Collect all lines from the records below that include the word "Eisdem".

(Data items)
= = = = =

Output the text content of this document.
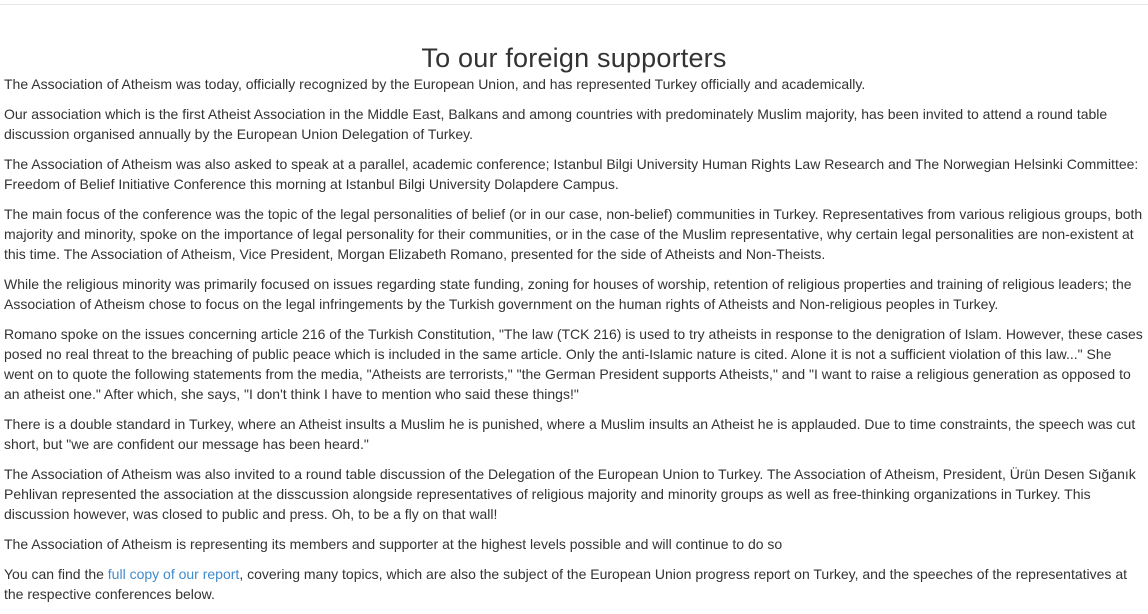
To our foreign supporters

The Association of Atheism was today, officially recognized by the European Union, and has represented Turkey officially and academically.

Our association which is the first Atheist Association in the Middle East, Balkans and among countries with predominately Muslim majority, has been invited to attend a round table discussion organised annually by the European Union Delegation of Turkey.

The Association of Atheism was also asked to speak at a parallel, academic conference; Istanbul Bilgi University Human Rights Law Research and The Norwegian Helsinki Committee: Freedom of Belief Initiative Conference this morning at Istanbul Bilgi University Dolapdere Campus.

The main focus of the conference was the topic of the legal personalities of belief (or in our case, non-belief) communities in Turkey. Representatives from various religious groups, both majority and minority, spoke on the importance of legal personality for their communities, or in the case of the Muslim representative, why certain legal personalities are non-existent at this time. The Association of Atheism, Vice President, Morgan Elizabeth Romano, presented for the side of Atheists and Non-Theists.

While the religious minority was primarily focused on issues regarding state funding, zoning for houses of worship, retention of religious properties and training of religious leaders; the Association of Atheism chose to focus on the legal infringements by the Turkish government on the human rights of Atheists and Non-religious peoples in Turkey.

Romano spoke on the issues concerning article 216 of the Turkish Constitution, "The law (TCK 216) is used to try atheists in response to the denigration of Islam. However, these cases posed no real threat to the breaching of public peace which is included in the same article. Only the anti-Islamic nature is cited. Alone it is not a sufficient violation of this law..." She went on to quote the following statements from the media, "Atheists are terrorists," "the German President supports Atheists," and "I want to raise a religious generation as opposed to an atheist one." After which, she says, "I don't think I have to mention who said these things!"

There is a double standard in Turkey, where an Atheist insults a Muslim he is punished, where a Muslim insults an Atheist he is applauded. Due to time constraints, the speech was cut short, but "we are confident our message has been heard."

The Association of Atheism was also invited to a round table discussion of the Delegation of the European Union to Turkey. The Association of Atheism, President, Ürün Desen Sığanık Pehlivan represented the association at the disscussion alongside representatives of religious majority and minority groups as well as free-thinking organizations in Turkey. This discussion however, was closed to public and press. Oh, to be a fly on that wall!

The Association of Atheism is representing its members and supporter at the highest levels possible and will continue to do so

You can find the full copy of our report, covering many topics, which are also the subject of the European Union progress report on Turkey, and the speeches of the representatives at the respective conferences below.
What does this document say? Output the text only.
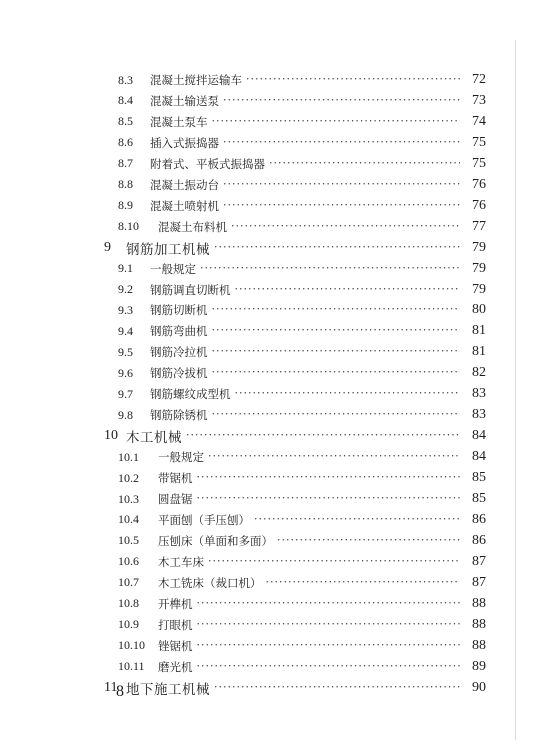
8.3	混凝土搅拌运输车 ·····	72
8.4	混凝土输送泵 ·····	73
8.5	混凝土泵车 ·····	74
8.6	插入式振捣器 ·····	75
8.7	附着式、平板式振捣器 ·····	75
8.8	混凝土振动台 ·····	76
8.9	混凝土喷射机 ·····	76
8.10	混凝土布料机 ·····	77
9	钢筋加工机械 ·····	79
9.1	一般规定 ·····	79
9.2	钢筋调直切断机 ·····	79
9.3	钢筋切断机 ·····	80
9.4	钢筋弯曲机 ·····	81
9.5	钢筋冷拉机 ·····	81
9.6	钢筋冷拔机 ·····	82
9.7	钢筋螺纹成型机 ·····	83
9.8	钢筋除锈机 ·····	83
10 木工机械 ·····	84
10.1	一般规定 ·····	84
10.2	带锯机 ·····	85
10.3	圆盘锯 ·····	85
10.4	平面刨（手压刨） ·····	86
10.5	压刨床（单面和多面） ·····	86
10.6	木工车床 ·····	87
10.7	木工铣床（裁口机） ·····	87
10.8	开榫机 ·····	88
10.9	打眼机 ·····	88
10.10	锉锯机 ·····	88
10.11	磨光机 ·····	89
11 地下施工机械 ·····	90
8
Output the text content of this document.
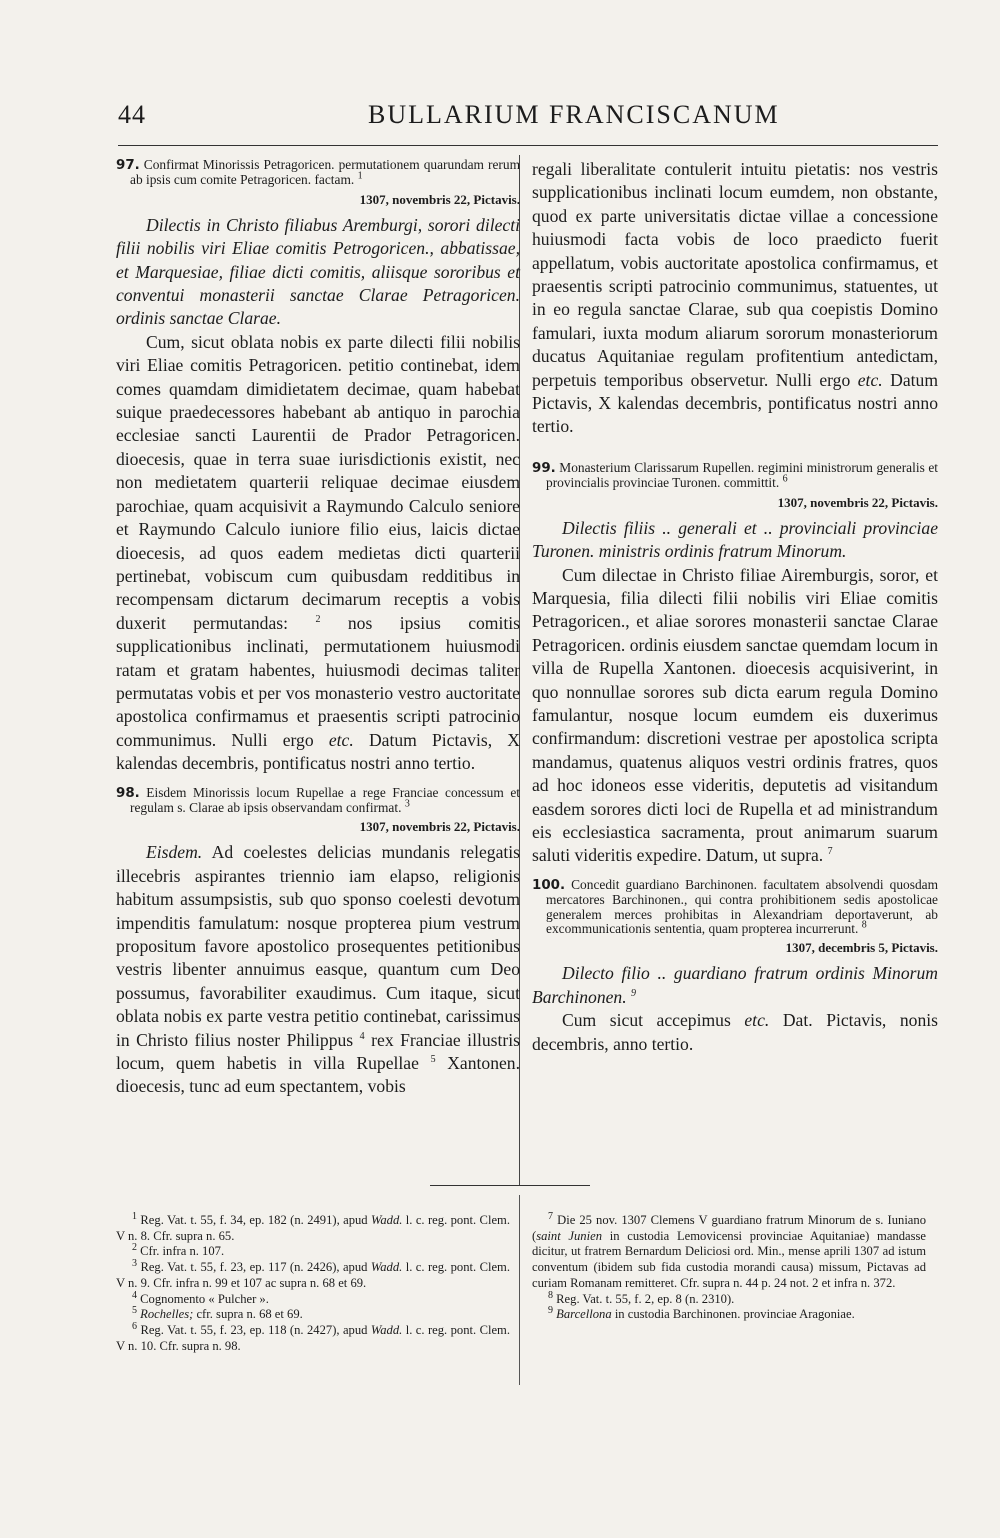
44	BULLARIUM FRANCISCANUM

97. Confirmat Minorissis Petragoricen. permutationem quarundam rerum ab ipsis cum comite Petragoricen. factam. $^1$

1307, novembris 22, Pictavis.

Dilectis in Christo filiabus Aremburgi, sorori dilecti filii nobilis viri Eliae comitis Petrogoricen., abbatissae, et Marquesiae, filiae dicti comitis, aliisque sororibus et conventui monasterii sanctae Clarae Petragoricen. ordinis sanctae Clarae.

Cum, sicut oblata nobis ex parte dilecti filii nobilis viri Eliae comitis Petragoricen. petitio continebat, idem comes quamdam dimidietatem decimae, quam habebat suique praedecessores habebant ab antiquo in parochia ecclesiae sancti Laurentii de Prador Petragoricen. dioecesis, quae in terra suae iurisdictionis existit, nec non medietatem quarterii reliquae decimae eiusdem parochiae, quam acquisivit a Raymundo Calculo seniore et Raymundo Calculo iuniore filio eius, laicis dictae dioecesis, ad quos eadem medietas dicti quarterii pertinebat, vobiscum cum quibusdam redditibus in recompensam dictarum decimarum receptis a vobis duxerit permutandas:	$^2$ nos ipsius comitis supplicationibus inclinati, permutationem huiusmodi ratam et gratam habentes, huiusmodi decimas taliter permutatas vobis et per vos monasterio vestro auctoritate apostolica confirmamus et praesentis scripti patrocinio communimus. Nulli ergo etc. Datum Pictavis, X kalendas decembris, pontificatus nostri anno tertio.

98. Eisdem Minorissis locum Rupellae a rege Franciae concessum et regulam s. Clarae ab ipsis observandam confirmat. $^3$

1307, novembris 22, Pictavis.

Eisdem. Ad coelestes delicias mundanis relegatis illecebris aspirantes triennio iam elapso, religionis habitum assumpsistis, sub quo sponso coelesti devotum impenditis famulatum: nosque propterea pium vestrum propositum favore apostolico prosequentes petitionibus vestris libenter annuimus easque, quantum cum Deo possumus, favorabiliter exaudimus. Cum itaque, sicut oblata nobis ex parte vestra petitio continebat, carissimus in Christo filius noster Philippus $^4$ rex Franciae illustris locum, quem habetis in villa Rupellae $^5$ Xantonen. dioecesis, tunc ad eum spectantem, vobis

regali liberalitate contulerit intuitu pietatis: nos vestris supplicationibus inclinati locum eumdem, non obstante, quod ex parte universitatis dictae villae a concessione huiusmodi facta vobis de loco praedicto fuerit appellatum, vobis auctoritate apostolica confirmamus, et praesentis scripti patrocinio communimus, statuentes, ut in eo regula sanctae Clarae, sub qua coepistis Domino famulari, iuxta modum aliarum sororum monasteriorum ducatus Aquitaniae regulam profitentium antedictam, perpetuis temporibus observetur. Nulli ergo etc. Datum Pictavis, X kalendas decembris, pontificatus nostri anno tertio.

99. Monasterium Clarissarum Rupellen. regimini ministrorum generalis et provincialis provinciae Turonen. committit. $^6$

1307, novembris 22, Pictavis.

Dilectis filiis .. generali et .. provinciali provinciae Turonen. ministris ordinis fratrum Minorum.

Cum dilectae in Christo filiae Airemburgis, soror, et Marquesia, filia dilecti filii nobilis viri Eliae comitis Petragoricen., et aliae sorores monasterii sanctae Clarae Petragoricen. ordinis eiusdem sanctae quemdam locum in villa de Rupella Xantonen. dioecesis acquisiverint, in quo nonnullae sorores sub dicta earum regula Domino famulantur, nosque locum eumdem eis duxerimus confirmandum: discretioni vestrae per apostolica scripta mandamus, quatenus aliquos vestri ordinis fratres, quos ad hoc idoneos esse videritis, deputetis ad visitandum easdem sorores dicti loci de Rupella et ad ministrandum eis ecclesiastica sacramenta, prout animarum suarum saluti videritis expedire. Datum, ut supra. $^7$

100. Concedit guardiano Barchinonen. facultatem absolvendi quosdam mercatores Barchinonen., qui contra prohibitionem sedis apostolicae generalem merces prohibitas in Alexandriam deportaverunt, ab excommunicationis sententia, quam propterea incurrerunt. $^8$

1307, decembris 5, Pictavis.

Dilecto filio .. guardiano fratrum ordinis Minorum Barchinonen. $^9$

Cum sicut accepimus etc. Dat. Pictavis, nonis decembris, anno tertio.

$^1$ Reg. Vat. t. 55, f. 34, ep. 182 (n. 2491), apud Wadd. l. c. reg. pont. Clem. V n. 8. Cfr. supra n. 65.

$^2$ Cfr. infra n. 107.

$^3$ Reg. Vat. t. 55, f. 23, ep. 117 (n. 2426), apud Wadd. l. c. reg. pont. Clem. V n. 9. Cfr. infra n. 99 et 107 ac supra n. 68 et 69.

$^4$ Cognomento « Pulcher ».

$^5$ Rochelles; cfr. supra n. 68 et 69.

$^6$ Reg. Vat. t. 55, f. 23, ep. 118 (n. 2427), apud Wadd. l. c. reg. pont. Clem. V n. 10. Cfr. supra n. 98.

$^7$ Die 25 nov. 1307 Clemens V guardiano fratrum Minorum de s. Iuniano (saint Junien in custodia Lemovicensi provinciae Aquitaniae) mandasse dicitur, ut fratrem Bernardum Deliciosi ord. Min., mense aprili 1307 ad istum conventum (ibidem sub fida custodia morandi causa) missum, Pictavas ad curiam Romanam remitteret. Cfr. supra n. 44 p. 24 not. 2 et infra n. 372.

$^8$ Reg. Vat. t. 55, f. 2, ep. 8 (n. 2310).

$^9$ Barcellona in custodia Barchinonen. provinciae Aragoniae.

= = = = =

> _WORKED SOLUTION_
98. Eisdem Minorissis locum Rupellae a rege Franciae concessum et regulam s. Clarae ab ipsis observandam confirmat. $^3$
Eisdem. Ad coelestes delicias mundanis relegatis illecebris aspirantes triennio iam elapso, religionis habitum assumpsistis, sub quo sponso coelesti devotum impenditis famulatum: nosque propterea pium vestrum propositum favore apostolico prosequentes petitionibus vestris libenter annuimus easque, quantum cum Deo possumus, favorabiliter exaudimus. Cum itaque, sicut oblata nobis ex parte vestra petitio continebat, carissimus in Christo filius noster Philippus $^4$ rex Franciae illustris locum, quem habetis in villa Rupellae $^5$ Xantonen. dioecesis, tunc ad eum spectantem, vobis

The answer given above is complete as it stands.